Task description: Write out every record below exactly as it appears.

##### Records supplied #####

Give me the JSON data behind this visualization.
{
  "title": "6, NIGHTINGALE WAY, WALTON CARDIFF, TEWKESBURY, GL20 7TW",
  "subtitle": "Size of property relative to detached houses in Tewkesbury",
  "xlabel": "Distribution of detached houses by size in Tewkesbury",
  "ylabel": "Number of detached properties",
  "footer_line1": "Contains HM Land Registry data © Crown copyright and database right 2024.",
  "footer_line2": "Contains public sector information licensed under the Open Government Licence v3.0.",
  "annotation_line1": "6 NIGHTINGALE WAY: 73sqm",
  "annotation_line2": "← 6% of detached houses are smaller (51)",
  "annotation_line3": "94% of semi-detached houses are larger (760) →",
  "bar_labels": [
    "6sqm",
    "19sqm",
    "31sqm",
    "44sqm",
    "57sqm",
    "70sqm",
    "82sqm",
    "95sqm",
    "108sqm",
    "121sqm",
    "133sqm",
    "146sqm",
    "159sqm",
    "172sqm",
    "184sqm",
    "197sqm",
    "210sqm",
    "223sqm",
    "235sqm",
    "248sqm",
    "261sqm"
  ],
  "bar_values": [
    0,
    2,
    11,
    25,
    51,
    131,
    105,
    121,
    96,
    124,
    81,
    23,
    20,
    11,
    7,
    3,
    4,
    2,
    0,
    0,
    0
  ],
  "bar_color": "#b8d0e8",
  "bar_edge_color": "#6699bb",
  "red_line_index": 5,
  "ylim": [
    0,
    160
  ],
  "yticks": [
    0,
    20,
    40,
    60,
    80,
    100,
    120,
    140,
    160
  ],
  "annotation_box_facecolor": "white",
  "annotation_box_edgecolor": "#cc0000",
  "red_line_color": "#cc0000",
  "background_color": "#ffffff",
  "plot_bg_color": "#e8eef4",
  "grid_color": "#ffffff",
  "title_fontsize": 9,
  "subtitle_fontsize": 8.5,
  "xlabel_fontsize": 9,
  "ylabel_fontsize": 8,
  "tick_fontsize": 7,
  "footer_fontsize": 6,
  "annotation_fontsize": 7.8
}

#####

Solution to this problem:
Give me the JSON data behind this visualization.
{
  "title": "6, NIGHTINGALE WAY, WALTON CARDIFF, TEWKESBURY, GL20 7TW",
  "subtitle": "Size of property relative to detached houses in Tewkesbury",
  "xlabel": "Distribution of detached houses by size in Tewkesbury",
  "ylabel": "Number of detached properties",
  "footer_line1": "Contains HM Land Registry data © Crown copyright and database right 2024.",
  "footer_line2": "Contains public sector information licensed under the Open Government Licence v3.0.",
  "annotation_line1": "6 NIGHTINGALE WAY: 73sqm",
  "annotation_line2": "← 6% of detached houses are smaller (51)",
  "annotation_line3": "94% of semi-detached houses are larger (760) →",
  "bar_labels": [
    "6sqm",
    "19sqm",
    "31sqm",
    "44sqm",
    "57sqm",
    "70sqm",
    "82sqm",
    "95sqm",
    "108sqm",
    "121sqm",
    "133sqm",
    "146sqm",
    "159sqm",
    "172sqm",
    "184sqm",
    "197sqm",
    "210sqm",
    "223sqm",
    "235sqm",
    "248sqm",
    "261sqm"
  ],
  "bar_values": [
    0,
    2,
    11,
    25,
    51,
    131,
    105,
    121,
    96,
    124,
    81,
    23,
    20,
    11,
    7,
    3,
    4,
    2,
    0,
    0,
    0
  ],
  "bar_color": "#b8d0e8",
  "bar_edge_color": "#6699bb",
  "red_line_index": 5,
  "ylim": [
    0,
    160
  ],
  "yticks": [
    0,
    20,
    40,
    60,
    80,
    100,
    120,
    140,
    160
  ],
  "annotation_box_facecolor": "white",
  "annotation_box_edgecolor": "#cc0000",
  "red_line_color": "#cc0000",
  "background_color": "#ffffff",
  "plot_bg_color": "#e8eef4",
  "grid_color": "#ffffff",
  "title_fontsize": 9,
  "subtitle_fontsize": 8.5,
  "xlabel_fontsize": 9,
  "ylabel_fontsize": 8,
  "tick_fontsize": 7,
  "footer_fontsize": 6,
  "annotation_fontsize": 7.8
}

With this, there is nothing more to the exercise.